| Exercise input |

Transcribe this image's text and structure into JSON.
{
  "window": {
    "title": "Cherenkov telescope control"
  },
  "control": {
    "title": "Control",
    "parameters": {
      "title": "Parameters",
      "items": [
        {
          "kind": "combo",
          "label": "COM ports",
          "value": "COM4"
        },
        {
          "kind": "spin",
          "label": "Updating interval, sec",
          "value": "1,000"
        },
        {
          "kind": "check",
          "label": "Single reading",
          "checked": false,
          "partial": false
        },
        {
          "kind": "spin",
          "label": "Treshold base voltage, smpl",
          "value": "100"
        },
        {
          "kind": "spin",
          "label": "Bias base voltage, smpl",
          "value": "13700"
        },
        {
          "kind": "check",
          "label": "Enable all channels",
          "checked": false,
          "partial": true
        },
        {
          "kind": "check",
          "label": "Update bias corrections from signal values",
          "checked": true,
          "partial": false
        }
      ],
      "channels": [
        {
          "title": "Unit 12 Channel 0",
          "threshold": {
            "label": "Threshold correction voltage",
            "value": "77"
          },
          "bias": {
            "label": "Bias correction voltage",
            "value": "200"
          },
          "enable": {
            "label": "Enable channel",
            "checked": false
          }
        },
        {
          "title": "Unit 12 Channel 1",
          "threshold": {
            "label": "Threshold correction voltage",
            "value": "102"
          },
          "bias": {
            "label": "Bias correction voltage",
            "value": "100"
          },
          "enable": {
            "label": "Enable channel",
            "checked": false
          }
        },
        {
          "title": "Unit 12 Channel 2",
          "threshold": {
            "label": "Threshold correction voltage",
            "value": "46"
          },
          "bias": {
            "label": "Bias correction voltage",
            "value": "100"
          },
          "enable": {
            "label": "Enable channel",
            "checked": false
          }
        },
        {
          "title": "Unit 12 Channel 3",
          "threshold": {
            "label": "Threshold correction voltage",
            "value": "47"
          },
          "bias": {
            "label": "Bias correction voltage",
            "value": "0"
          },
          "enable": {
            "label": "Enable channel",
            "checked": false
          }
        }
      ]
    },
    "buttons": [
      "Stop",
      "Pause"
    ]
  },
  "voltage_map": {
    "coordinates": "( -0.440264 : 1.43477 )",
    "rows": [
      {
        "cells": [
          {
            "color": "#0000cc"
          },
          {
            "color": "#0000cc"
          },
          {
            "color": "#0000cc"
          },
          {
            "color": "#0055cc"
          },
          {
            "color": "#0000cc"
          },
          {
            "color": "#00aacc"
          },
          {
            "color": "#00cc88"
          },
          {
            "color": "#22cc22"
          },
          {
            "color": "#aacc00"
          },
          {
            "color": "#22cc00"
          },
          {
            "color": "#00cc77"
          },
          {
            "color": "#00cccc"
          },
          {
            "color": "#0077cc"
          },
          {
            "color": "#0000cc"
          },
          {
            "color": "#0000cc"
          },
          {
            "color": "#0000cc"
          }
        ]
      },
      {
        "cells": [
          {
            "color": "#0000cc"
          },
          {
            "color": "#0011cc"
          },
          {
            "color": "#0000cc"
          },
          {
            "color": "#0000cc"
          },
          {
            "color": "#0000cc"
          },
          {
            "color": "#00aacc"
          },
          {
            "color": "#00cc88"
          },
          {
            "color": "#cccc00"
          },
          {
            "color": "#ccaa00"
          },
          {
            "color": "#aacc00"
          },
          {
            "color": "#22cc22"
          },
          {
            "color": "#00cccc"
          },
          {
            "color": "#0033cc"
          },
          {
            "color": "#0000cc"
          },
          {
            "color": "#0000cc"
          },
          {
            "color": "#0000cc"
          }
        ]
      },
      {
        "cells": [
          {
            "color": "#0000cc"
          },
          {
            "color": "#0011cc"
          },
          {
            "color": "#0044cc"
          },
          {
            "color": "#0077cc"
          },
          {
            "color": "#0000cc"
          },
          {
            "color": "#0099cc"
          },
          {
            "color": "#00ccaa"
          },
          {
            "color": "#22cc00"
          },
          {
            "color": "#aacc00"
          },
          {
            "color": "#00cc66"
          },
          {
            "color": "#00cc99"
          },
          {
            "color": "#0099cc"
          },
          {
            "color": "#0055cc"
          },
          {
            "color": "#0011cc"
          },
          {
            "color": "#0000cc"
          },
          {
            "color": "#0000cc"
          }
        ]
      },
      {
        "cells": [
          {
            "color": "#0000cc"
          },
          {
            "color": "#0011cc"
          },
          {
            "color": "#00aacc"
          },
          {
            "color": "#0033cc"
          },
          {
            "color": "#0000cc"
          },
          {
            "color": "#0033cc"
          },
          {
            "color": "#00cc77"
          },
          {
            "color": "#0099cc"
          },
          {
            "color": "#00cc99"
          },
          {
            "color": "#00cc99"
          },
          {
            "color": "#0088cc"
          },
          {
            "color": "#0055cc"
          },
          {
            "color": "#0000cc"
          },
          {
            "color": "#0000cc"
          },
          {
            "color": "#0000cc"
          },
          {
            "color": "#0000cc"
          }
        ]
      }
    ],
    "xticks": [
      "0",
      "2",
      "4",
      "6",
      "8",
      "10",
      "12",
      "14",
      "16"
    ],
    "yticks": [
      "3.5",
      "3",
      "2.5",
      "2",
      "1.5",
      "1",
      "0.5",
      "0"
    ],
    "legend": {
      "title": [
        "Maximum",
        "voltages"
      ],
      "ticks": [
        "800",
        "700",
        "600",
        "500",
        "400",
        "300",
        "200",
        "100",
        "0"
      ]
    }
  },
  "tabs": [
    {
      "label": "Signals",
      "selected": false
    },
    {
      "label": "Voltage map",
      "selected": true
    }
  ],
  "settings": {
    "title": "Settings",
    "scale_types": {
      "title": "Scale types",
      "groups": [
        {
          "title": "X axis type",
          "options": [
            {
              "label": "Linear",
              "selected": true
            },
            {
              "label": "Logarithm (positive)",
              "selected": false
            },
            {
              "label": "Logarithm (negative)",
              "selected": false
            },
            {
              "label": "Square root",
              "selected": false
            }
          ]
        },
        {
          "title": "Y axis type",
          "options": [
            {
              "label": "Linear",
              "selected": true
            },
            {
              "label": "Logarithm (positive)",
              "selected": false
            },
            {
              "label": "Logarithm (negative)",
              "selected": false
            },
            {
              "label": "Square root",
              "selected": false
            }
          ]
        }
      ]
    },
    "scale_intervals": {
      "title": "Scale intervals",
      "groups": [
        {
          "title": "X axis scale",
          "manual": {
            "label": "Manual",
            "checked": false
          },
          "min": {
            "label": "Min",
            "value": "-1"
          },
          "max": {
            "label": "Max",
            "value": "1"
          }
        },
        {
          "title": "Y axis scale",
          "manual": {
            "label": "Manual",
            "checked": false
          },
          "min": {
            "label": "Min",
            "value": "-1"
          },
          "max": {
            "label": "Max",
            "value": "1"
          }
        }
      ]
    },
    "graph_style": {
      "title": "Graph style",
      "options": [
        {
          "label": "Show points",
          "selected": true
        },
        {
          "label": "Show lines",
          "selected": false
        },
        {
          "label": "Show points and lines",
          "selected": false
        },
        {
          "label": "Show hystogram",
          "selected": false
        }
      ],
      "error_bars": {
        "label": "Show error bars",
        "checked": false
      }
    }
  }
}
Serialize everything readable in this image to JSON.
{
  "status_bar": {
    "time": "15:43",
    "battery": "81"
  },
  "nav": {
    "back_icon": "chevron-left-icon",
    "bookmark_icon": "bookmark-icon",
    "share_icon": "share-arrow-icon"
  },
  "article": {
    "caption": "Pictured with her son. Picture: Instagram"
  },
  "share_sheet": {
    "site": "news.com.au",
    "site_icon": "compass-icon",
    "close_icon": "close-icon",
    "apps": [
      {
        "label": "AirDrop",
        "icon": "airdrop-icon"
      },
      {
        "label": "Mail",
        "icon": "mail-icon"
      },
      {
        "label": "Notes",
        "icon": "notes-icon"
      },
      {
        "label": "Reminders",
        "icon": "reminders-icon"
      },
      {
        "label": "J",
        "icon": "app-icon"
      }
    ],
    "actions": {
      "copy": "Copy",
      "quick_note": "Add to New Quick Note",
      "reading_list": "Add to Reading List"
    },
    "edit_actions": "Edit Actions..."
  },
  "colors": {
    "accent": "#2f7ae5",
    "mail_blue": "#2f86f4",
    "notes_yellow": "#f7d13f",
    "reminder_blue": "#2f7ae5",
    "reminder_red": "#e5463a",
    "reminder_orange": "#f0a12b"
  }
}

| Aim |
Print exactly the lines from the one with "Serialize everything readable" through the end of the data, inclusive.

| Task output |
Serialize everything readable in this image to JSON.
{
  "status_bar": {
    "time": "15:43",
    "battery": "81"
  },
  "nav": {
    "back_icon": "chevron-left-icon",
    "bookmark_icon": "bookmark-icon",
    "share_icon": "share-arrow-icon"
  },
  "article": {
    "caption": "Pictured with her son. Picture: Instagram"
  },
  "share_sheet": {
    "site": "news.com.au",
    "site_icon": "compass-icon",
    "close_icon": "close-icon",
    "apps": [
      {
        "label": "AirDrop",
        "icon": "airdrop-icon"
      },
      {
        "label": "Mail",
        "icon": "mail-icon"
      },
      {
        "label": "Notes",
        "icon": "notes-icon"
      },
      {
        "label": "Reminders",
        "icon": "reminders-icon"
      },
      {
        "label": "J",
        "icon": "app-icon"
      }
    ],
    "actions": {
      "copy": "Copy",
      "quick_note": "Add to New Quick Note",
      "reading_list": "Add to Reading List"
    },
    "edit_actions": "Edit Actions..."
  },
  "colors": {
    "accent": "#2f7ae5",
    "mail_blue": "#2f86f4",
    "notes_yellow": "#f7d13f",
    "reminder_blue": "#2f7ae5",
    "reminder_red": "#e5463a",
    "reminder_orange": "#f0a12b"
  }
}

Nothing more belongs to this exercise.